*EXERCISE DESCRIPTION*: Would you retype all of these records exactly?
[Start STORED DATA]
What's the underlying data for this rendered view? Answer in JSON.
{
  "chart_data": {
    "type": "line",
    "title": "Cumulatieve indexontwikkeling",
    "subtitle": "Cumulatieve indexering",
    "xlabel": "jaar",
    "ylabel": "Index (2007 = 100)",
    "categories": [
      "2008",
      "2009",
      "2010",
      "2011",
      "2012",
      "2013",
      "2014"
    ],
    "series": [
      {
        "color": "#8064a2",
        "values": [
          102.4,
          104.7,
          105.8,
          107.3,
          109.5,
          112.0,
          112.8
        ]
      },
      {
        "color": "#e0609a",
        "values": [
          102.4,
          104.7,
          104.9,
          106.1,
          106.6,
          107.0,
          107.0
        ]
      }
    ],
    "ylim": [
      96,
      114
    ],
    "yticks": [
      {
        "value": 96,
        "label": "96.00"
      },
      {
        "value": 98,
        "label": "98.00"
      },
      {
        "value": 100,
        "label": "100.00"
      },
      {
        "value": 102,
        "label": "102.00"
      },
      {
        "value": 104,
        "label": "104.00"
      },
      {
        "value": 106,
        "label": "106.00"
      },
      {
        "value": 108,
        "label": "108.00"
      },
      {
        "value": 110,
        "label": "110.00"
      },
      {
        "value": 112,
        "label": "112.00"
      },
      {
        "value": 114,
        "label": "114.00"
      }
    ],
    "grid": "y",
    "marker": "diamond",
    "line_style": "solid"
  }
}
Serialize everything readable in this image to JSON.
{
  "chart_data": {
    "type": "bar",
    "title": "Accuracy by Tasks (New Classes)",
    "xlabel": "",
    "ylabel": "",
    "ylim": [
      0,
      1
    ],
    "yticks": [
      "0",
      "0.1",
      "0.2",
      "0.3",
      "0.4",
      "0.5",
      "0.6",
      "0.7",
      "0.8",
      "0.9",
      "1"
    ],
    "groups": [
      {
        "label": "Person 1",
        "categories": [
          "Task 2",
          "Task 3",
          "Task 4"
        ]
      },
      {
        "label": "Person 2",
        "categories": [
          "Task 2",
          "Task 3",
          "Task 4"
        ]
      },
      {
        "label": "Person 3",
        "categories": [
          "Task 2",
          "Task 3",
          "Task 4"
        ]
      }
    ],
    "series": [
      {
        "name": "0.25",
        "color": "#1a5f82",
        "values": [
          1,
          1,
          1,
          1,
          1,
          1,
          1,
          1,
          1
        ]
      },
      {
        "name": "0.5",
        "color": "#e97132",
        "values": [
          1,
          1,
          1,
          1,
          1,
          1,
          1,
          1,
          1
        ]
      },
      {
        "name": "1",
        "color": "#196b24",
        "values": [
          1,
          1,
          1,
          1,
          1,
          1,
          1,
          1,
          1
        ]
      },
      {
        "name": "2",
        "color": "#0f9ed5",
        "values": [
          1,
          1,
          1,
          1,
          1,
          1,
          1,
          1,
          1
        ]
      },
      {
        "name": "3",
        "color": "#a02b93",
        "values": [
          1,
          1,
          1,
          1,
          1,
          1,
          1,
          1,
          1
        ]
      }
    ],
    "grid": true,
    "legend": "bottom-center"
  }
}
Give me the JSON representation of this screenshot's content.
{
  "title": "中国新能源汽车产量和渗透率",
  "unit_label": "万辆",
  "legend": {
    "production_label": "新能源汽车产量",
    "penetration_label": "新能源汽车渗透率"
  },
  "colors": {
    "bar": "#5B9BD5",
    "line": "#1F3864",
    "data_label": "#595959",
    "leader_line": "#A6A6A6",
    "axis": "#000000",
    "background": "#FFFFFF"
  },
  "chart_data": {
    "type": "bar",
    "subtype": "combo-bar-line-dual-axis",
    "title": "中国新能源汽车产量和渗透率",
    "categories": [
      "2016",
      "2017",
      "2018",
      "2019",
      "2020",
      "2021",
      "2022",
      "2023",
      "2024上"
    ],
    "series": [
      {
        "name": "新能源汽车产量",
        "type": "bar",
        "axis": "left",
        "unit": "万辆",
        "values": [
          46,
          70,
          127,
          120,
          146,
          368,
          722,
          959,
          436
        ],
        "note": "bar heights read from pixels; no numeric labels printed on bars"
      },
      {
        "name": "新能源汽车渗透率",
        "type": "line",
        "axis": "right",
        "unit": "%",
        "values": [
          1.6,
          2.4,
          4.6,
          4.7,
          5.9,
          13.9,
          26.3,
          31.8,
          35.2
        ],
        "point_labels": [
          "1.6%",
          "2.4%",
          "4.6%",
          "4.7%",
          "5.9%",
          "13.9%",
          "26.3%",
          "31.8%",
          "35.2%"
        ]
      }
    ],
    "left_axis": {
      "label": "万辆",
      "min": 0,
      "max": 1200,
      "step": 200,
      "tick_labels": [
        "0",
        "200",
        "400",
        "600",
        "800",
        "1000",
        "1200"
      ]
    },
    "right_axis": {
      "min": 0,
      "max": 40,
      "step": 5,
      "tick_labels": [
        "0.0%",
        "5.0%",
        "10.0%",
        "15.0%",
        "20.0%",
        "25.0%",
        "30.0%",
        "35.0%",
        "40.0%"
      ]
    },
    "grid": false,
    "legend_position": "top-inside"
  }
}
[End STORED DATA]
*CORRECT ANSWER*:
What's the underlying data for this rendered view? Answer in JSON.
{
  "chart_data": {
    "type": "line",
    "title": "Cumulatieve indexontwikkeling",
    "subtitle": "Cumulatieve indexering",
    "xlabel": "jaar",
    "ylabel": "Index (2007 = 100)",
    "categories": [
      "2008",
      "2009",
      "2010",
      "2011",
      "2012",
      "2013",
      "2014"
    ],
    "series": [
      {
        "color": "#8064a2",
        "values": [
          102.4,
          104.7,
          105.8,
          107.3,
          109.5,
          112.0,
          112.8
        ]
      },
      {
        "color": "#e0609a",
        "values": [
          102.4,
          104.7,
          104.9,
          106.1,
          106.6,
          107.0,
          107.0
        ]
      }
    ],
    "ylim": [
      96,
      114
    ],
    "yticks": [
      {
        "value": 96,
        "label": "96.00"
      },
      {
        "value": 98,
        "label": "98.00"
      },
      {
        "value": 100,
        "label": "100.00"
      },
      {
        "value": 102,
        "label": "102.00"
      },
      {
        "value": 104,
        "label": "104.00"
      },
      {
        "value": 106,
        "label": "106.00"
      },
      {
        "value": 108,
        "label": "108.00"
      },
      {
        "value": 110,
        "label": "110.00"
      },
      {
        "value": 112,
        "label": "112.00"
      },
      {
        "value": 114,
        "label": "114.00"
      }
    ],
    "grid": "y",
    "marker": "diamond",
    "line_style": "solid"
  }
}
Serialize everything readable in this image to JSON.
{
  "chart_data": {
    "type": "bar",
    "title": "Accuracy by Tasks (New Classes)",
    "xlabel": "",
    "ylabel": "",
    "ylim": [
      0,
      1
    ],
    "yticks": [
      "0",
      "0.1",
      "0.2",
      "0.3",
      "0.4",
      "0.5",
      "0.6",
      "0.7",
      "0.8",
      "0.9",
      "1"
    ],
    "groups": [
      {
        "label": "Person 1",
        "categories": [
          "Task 2",
          "Task 3",
          "Task 4"
        ]
      },
      {
        "label": "Person 2",
        "categories": [
          "Task 2",
          "Task 3",
          "Task 4"
        ]
      },
      {
        "label": "Person 3",
        "categories": [
          "Task 2",
          "Task 3",
          "Task 4"
        ]
      }
    ],
    "series": [
      {
        "name": "0.25",
        "color": "#1a5f82",
        "values": [
          1,
          1,
          1,
          1,
          1,
          1,
          1,
          1,
          1
        ]
      },
      {
        "name": "0.5",
        "color": "#e97132",
        "values": [
          1,
          1,
          1,
          1,
          1,
          1,
          1,
          1,
          1
        ]
      },
      {
        "name": "1",
        "color": "#196b24",
        "values": [
          1,
          1,
          1,
          1,
          1,
          1,
          1,
          1,
          1
        ]
      },
      {
        "name": "2",
        "color": "#0f9ed5",
        "values": [
          1,
          1,
          1,
          1,
          1,
          1,
          1,
          1,
          1
        ]
      },
      {
        "name": "3",
        "color": "#a02b93",
        "values": [
          1,
          1,
          1,
          1,
          1,
          1,
          1,
          1,
          1
        ]
      }
    ],
    "grid": true,
    "legend": "bottom-center"
  }
}
Give me the JSON representation of this screenshot's content.
{
  "title": "中国新能源汽车产量和渗透率",
  "unit_label": "万辆",
  "legend": {
    "production_label": "新能源汽车产量",
    "penetration_label": "新能源汽车渗透率"
  },
  "colors": {
    "bar": "#5B9BD5",
    "line": "#1F3864",
    "data_label": "#595959",
    "leader_line": "#A6A6A6",
    "axis": "#000000",
    "background": "#FFFFFF"
  },
  "chart_data": {
    "type": "bar",
    "subtype": "combo-bar-line-dual-axis",
    "title": "中国新能源汽车产量和渗透率",
    "categories": [
      "2016",
      "2017",
      "2018",
      "2019",
      "2020",
      "2021",
      "2022",
      "2023",
      "2024上"
    ],
    "series": [
      {
        "name": "新能源汽车产量",
        "type": "bar",
        "axis": "left",
        "unit": "万辆",
        "values": [
          46,
          70,
          127,
          120,
          146,
          368,
          722,
          959,
          436
        ],
        "note": "bar heights read from pixels; no numeric labels printed on bars"
      },
      {
        "name": "新能源汽车渗透率",
        "type": "line",
        "axis": "right",
        "unit": "%",
        "values": [
          1.6,
          2.4,
          4.6,
          4.7,
          5.9,
          13.9,
          26.3,
          31.8,
          35.2
        ],
        "point_labels": [
          "1.6%",
          "2.4%",
          "4.6%",
          "4.7%",
          "5.9%",
          "13.9%",
          "26.3%",
          "31.8%",
          "35.2%"
        ]
      }
    ],
    "left_axis": {
      "label": "万辆",
      "min": 0,
      "max": 1200,
      "step": 200,
      "tick_labels": [
        "0",
        "200",
        "400",
        "600",
        "800",
        "1000",
        "1200"
      ]
    },
    "right_axis": {
      "min": 0,
      "max": 40,
      "step": 5,
      "tick_labels": [
        "0.0%",
        "5.0%",
        "10.0%",
        "15.0%",
        "20.0%",
        "25.0%",
        "30.0%",
        "35.0%",
        "40.0%"
      ]
    },
    "grid": false,
    "legend_position": "top-inside"
  }
}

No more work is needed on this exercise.